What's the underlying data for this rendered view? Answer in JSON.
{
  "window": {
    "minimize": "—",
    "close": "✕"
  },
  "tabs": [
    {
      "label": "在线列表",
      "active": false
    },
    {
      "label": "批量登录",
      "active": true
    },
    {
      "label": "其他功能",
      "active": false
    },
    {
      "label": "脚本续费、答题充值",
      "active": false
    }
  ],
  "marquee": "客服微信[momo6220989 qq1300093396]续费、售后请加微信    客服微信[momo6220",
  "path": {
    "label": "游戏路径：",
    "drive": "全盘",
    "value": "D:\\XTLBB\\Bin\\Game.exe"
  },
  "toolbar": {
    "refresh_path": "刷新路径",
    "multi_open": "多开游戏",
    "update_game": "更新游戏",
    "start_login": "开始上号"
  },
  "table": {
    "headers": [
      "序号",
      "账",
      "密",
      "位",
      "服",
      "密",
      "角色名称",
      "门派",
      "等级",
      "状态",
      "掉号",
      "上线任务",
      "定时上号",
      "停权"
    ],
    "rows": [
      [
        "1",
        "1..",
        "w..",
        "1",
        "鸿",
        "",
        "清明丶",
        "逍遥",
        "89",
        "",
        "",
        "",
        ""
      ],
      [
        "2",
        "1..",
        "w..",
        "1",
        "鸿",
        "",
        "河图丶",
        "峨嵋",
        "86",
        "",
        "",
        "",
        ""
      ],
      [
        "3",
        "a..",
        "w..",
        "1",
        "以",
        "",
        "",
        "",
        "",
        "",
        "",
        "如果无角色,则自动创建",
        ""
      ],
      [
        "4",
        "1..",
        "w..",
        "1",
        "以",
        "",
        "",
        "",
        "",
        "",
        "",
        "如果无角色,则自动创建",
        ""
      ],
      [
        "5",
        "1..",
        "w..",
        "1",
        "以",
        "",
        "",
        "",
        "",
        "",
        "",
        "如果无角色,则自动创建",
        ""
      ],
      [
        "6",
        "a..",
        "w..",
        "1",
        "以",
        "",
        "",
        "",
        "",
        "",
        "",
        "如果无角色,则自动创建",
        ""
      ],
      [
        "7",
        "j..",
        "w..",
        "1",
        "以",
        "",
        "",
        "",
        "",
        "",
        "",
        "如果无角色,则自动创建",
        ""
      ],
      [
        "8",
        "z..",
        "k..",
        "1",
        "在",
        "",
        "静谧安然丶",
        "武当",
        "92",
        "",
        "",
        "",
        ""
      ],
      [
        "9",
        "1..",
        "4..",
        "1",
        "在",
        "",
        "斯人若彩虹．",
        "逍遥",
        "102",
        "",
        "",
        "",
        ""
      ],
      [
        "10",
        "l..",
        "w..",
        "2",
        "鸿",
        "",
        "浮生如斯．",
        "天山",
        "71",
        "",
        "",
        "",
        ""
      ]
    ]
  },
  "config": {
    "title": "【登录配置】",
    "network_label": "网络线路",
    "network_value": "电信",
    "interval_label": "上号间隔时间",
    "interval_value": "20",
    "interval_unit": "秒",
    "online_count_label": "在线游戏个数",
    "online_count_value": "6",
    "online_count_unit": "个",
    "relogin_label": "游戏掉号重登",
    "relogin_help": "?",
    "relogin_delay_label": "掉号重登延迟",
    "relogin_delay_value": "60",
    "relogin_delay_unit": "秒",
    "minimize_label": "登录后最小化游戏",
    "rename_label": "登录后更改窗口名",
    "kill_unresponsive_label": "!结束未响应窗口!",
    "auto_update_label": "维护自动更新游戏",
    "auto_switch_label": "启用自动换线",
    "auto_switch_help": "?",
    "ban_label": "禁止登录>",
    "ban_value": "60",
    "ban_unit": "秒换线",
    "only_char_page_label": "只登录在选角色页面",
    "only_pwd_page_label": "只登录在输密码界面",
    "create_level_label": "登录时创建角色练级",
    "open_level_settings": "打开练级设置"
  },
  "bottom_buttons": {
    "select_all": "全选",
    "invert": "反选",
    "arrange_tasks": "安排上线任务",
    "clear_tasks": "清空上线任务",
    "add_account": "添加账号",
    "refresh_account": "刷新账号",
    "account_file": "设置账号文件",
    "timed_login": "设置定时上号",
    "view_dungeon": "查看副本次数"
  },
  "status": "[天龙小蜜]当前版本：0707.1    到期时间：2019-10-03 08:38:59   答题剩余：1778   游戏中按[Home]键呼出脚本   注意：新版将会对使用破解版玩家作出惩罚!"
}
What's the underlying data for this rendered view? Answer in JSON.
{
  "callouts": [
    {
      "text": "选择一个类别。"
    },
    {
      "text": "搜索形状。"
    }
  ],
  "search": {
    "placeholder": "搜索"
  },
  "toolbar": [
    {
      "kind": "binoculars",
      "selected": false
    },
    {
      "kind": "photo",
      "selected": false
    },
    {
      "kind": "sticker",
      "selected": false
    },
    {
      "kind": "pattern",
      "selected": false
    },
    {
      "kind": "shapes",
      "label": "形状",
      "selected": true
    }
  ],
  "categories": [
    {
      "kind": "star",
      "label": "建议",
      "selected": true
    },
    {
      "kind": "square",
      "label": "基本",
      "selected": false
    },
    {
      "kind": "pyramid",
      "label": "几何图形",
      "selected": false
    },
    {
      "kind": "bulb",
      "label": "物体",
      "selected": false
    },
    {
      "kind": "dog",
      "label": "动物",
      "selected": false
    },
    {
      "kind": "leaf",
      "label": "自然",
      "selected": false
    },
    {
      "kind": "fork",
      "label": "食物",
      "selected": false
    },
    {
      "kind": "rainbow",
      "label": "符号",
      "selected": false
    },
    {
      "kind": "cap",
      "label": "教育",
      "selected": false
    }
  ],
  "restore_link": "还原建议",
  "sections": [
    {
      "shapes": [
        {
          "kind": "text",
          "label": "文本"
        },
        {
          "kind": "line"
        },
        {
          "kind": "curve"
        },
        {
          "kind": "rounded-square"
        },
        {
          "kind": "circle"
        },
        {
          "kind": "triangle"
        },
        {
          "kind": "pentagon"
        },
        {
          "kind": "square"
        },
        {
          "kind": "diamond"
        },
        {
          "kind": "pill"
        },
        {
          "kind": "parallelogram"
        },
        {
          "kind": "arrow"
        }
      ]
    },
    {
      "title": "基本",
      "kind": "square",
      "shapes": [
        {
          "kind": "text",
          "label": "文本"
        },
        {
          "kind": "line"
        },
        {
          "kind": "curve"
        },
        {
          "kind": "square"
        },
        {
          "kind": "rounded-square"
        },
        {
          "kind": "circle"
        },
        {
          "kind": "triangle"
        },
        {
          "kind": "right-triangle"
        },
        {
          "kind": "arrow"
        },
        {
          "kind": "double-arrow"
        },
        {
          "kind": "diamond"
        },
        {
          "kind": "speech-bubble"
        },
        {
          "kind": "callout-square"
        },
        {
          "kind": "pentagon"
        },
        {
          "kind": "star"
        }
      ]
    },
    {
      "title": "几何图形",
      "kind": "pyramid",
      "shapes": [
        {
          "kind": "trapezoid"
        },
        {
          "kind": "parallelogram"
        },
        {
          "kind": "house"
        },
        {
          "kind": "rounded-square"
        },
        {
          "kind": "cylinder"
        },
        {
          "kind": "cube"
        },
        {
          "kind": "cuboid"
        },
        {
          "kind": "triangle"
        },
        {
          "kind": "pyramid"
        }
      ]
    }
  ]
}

+++

Write out every line of the material again, exactly as it reads.

[Result of the task]
What's the underlying data for this rendered view? Answer in JSON.
{
  "window": {
    "minimize": "—",
    "close": "✕"
  },
  "tabs": [
    {
      "label": "在线列表",
      "active": false
    },
    {
      "label": "批量登录",
      "active": true
    },
    {
      "label": "其他功能",
      "active": false
    },
    {
      "label": "脚本续费、答题充值",
      "active": false
    }
  ],
  "marquee": "客服微信[momo6220989 qq1300093396]续费、售后请加微信    客服微信[momo6220",
  "path": {
    "label": "游戏路径：",
    "drive": "全盘",
    "value": "D:\\XTLBB\\Bin\\Game.exe"
  },
  "toolbar": {
    "refresh_path": "刷新路径",
    "multi_open": "多开游戏",
    "update_game": "更新游戏",
    "start_login": "开始上号"
  },
  "table": {
    "headers": [
      "序号",
      "账",
      "密",
      "位",
      "服",
      "密",
      "角色名称",
      "门派",
      "等级",
      "状态",
      "掉号",
      "上线任务",
      "定时上号",
      "停权"
    ],
    "rows": [
      [
        "1",
        "1..",
        "w..",
        "1",
        "鸿",
        "",
        "清明丶",
        "逍遥",
        "89",
        "",
        "",
        "",
        ""
      ],
      [
        "2",
        "1..",
        "w..",
        "1",
        "鸿",
        "",
        "河图丶",
        "峨嵋",
        "86",
        "",
        "",
        "",
        ""
      ],
      [
        "3",
        "a..",
        "w..",
        "1",
        "以",
        "",
        "",
        "",
        "",
        "",
        "",
        "如果无角色,则自动创建",
        ""
      ],
      [
        "4",
        "1..",
        "w..",
        "1",
        "以",
        "",
        "",
        "",
        "",
        "",
        "",
        "如果无角色,则自动创建",
        ""
      ],
      [
        "5",
        "1..",
        "w..",
        "1",
        "以",
        "",
        "",
        "",
        "",
        "",
        "",
        "如果无角色,则自动创建",
        ""
      ],
      [
        "6",
        "a..",
        "w..",
        "1",
        "以",
        "",
        "",
        "",
        "",
        "",
        "",
        "如果无角色,则自动创建",
        ""
      ],
      [
        "7",
        "j..",
        "w..",
        "1",
        "以",
        "",
        "",
        "",
        "",
        "",
        "",
        "如果无角色,则自动创建",
        ""
      ],
      [
        "8",
        "z..",
        "k..",
        "1",
        "在",
        "",
        "静谧安然丶",
        "武当",
        "92",
        "",
        "",
        "",
        ""
      ],
      [
        "9",
        "1..",
        "4..",
        "1",
        "在",
        "",
        "斯人若彩虹．",
        "逍遥",
        "102",
        "",
        "",
        "",
        ""
      ],
      [
        "10",
        "l..",
        "w..",
        "2",
        "鸿",
        "",
        "浮生如斯．",
        "天山",
        "71",
        "",
        "",
        "",
        ""
      ]
    ]
  },
  "config": {
    "title": "【登录配置】",
    "network_label": "网络线路",
    "network_value": "电信",
    "interval_label": "上号间隔时间",
    "interval_value": "20",
    "interval_unit": "秒",
    "online_count_label": "在线游戏个数",
    "online_count_value": "6",
    "online_count_unit": "个",
    "relogin_label": "游戏掉号重登",
    "relogin_help": "?",
    "relogin_delay_label": "掉号重登延迟",
    "relogin_delay_value": "60",
    "relogin_delay_unit": "秒",
    "minimize_label": "登录后最小化游戏",
    "rename_label": "登录后更改窗口名",
    "kill_unresponsive_label": "!结束未响应窗口!",
    "auto_update_label": "维护自动更新游戏",
    "auto_switch_label": "启用自动换线",
    "auto_switch_help": "?",
    "ban_label": "禁止登录>",
    "ban_value": "60",
    "ban_unit": "秒换线",
    "only_char_page_label": "只登录在选角色页面",
    "only_pwd_page_label": "只登录在输密码界面",
    "create_level_label": "登录时创建角色练级",
    "open_level_settings": "打开练级设置"
  },
  "bottom_buttons": {
    "select_all": "全选",
    "invert": "反选",
    "arrange_tasks": "安排上线任务",
    "clear_tasks": "清空上线任务",
    "add_account": "添加账号",
    "refresh_account": "刷新账号",
    "account_file": "设置账号文件",
    "timed_login": "设置定时上号",
    "view_dungeon": "查看副本次数"
  },
  "status": "[天龙小蜜]当前版本：0707.1    到期时间：2019-10-03 08:38:59   答题剩余：1778   游戏中按[Home]键呼出脚本   注意：新版将会对使用破解版玩家作出惩罚!"
}
What's the underlying data for this rendered view? Answer in JSON.
{
  "callouts": [
    {
      "text": "选择一个类别。"
    },
    {
      "text": "搜索形状。"
    }
  ],
  "search": {
    "placeholder": "搜索"
  },
  "toolbar": [
    {
      "kind": "binoculars",
      "selected": false
    },
    {
      "kind": "photo",
      "selected": false
    },
    {
      "kind": "sticker",
      "selected": false
    },
    {
      "kind": "pattern",
      "selected": false
    },
    {
      "kind": "shapes",
      "label": "形状",
      "selected": true
    }
  ],
  "categories": [
    {
      "kind": "star",
      "label": "建议",
      "selected": true
    },
    {
      "kind": "square",
      "label": "基本",
      "selected": false
    },
    {
      "kind": "pyramid",
      "label": "几何图形",
      "selected": false
    },
    {
      "kind": "bulb",
      "label": "物体",
      "selected": false
    },
    {
      "kind": "dog",
      "label": "动物",
      "selected": false
    },
    {
      "kind": "leaf",
      "label": "自然",
      "selected": false
    },
    {
      "kind": "fork",
      "label": "食物",
      "selected": false
    },
    {
      "kind": "rainbow",
      "label": "符号",
      "selected": false
    },
    {
      "kind": "cap",
      "label": "教育",
      "selected": false
    }
  ],
  "restore_link": "还原建议",
  "sections": [
    {
      "shapes": [
        {
          "kind": "text",
          "label": "文本"
        },
        {
          "kind": "line"
        },
        {
          "kind": "curve"
        },
        {
          "kind": "rounded-square"
        },
        {
          "kind": "circle"
        },
        {
          "kind": "triangle"
        },
        {
          "kind": "pentagon"
        },
        {
          "kind": "square"
        },
        {
          "kind": "diamond"
        },
        {
          "kind": "pill"
        },
        {
          "kind": "parallelogram"
        },
        {
          "kind": "arrow"
        }
      ]
    },
    {
      "title": "基本",
      "kind": "square",
      "shapes": [
        {
          "kind": "text",
          "label": "文本"
        },
        {
          "kind": "line"
        },
        {
          "kind": "curve"
        },
        {
          "kind": "square"
        },
        {
          "kind": "rounded-square"
        },
        {
          "kind": "circle"
        },
        {
          "kind": "triangle"
        },
        {
          "kind": "right-triangle"
        },
        {
          "kind": "arrow"
        },
        {
          "kind": "double-arrow"
        },
        {
          "kind": "diamond"
        },
        {
          "kind": "speech-bubble"
        },
        {
          "kind": "callout-square"
        },
        {
          "kind": "pentagon"
        },
        {
          "kind": "star"
        }
      ]
    },
    {
      "title": "几何图形",
      "kind": "pyramid",
      "shapes": [
        {
          "kind": "trapezoid"
        },
        {
          "kind": "parallelogram"
        },
        {
          "kind": "house"
        },
        {
          "kind": "rounded-square"
        },
        {
          "kind": "cylinder"
        },
        {
          "kind": "cube"
        },
        {
          "kind": "cuboid"
        },
        {
          "kind": "triangle"
        },
        {
          "kind": "pyramid"
        }
      ]
    }
  ]
}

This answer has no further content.